» **THE TASK**:
Find the word "have" in the listing; pull out each line holding it.
■ ■ ■
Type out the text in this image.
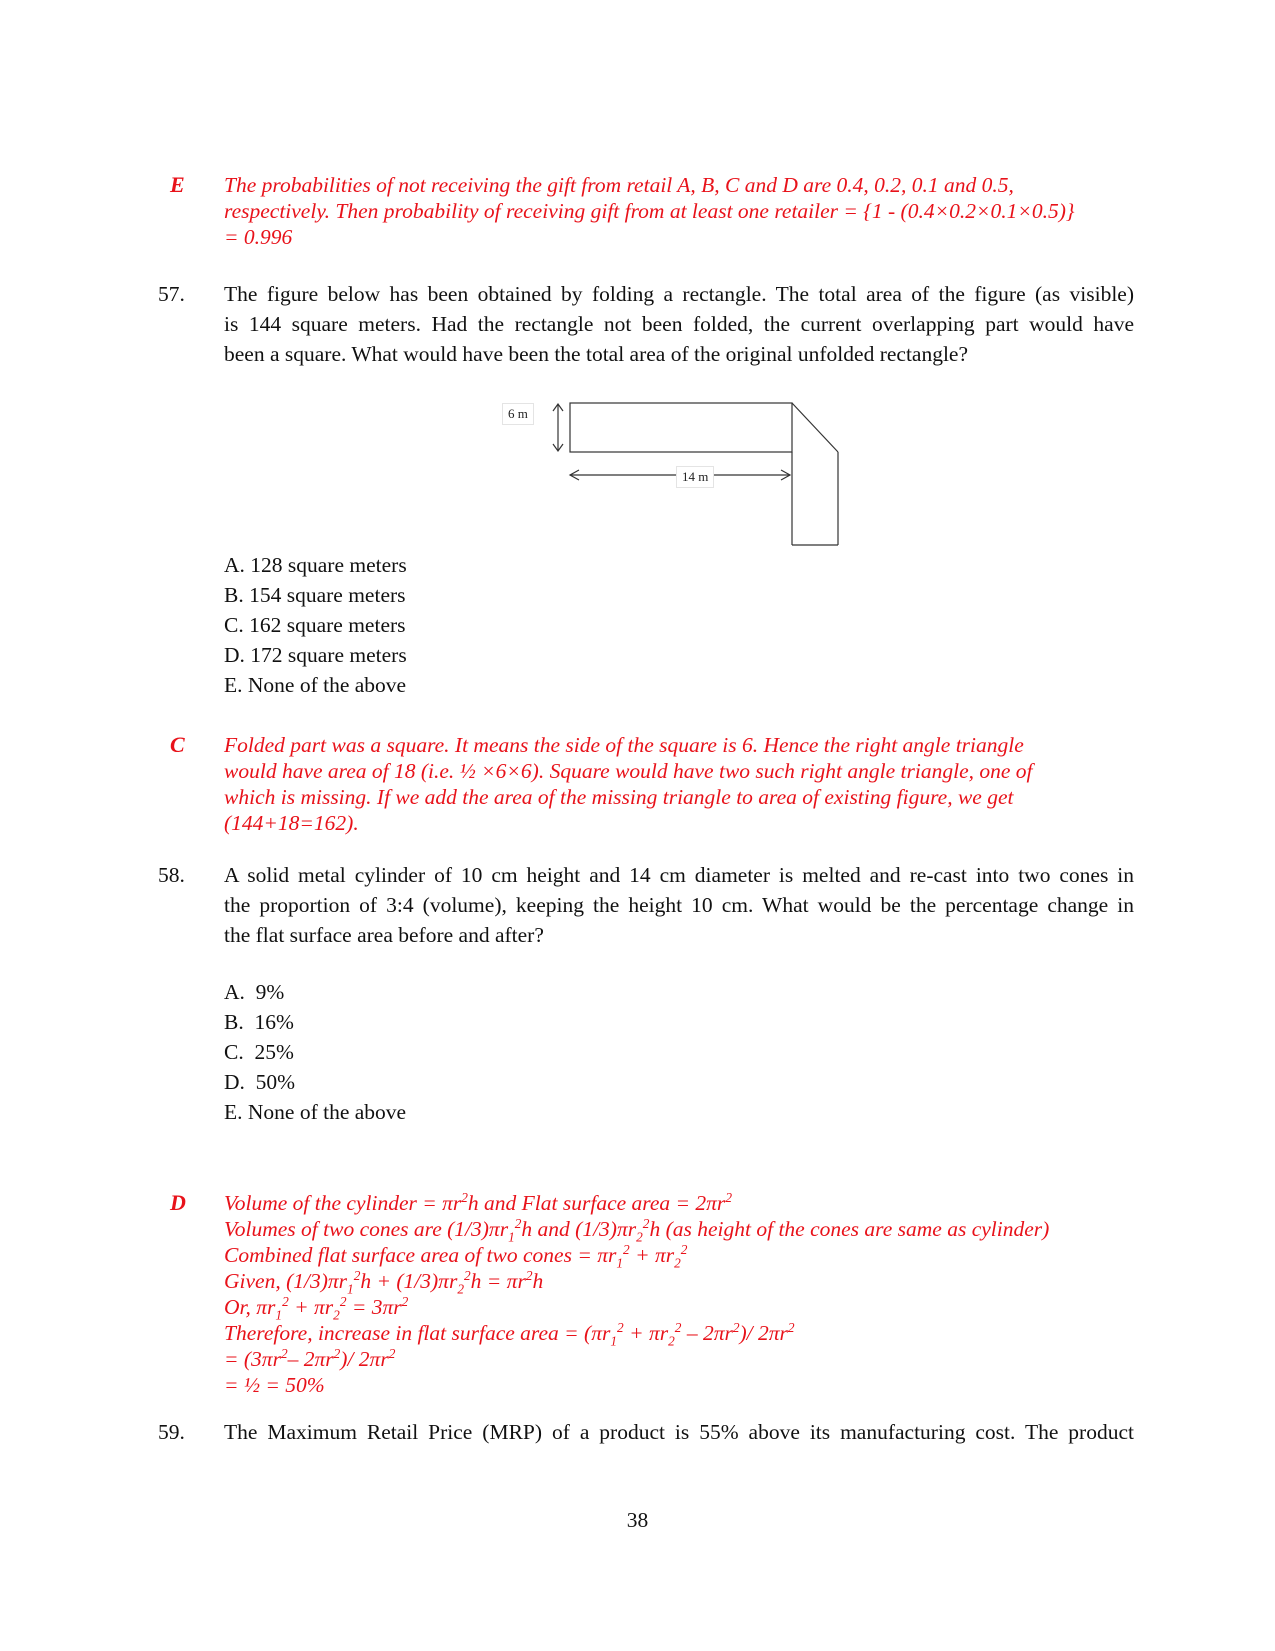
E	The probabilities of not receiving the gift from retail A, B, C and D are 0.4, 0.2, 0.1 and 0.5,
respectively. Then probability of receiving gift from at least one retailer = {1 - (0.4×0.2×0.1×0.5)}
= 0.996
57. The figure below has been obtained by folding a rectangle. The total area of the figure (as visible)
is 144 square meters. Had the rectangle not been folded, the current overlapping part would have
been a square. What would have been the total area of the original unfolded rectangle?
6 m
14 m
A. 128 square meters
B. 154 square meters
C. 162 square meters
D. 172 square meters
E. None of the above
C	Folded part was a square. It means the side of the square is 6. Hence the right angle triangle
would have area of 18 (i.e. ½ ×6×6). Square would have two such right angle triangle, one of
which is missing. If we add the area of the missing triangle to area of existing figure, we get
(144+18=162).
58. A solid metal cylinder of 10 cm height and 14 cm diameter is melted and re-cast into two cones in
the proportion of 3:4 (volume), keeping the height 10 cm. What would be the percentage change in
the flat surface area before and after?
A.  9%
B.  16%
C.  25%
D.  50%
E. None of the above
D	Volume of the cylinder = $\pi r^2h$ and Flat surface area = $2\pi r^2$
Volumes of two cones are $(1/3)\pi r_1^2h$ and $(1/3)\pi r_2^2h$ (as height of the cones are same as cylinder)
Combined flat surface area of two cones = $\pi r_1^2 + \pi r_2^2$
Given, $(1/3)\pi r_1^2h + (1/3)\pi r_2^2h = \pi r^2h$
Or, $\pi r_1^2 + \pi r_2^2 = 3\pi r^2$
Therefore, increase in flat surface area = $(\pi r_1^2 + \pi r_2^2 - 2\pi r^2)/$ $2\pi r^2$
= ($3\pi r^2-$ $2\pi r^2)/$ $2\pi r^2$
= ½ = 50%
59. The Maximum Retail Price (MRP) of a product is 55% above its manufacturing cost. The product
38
■ ■ ■
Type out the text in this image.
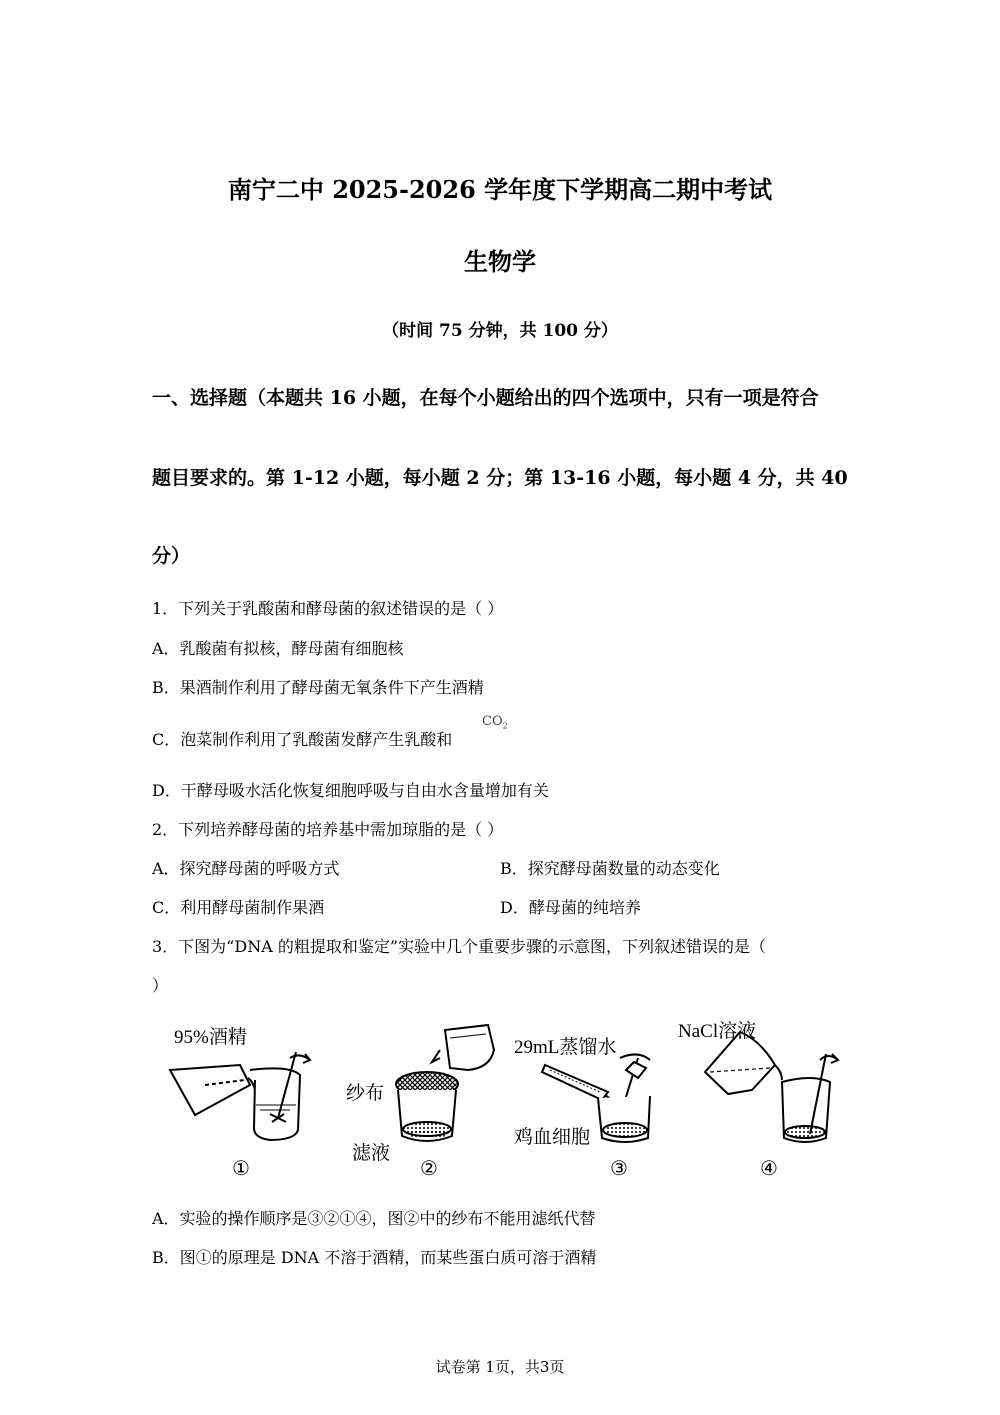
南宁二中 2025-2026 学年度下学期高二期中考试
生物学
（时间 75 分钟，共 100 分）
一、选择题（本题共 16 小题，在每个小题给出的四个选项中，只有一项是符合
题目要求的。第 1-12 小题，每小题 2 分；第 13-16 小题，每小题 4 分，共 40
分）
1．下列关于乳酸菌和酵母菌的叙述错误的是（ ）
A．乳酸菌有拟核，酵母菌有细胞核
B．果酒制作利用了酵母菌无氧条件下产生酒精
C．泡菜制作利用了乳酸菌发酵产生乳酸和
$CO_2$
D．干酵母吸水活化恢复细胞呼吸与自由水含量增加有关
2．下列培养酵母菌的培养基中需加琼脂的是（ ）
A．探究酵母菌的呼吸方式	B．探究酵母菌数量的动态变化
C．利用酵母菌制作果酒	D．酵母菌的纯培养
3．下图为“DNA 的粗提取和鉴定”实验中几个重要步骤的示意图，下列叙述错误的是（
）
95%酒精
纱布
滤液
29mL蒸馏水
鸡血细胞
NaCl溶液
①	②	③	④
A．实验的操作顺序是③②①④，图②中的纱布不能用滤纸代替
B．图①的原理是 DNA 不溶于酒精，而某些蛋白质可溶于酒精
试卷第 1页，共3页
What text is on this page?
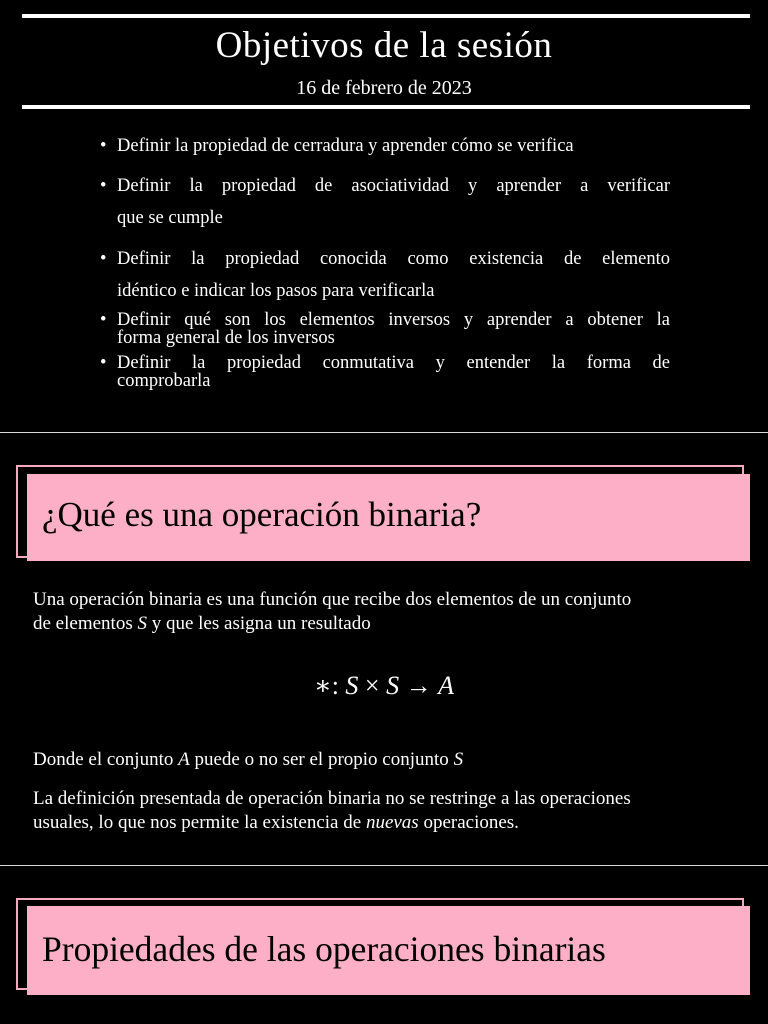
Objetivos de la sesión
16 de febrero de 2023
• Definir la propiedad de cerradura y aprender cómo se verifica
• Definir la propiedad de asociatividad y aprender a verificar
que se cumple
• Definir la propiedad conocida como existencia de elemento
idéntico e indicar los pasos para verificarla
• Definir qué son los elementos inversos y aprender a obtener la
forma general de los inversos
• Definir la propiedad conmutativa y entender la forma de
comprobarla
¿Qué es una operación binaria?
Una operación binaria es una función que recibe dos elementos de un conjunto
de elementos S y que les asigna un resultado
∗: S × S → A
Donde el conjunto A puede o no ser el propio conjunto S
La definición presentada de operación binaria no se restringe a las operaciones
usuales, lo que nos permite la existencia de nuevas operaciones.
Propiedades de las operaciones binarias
■ ■ ■
» **FULL RESPONSE**:
is 144 square meters. Had the rectangle not been folded, the current overlapping part would have
been a square. What would have been the total area of the original unfolded rectangle?
would have area of 18 (i.e. ½ ×6×6). Square would have two such right angle triangle, one of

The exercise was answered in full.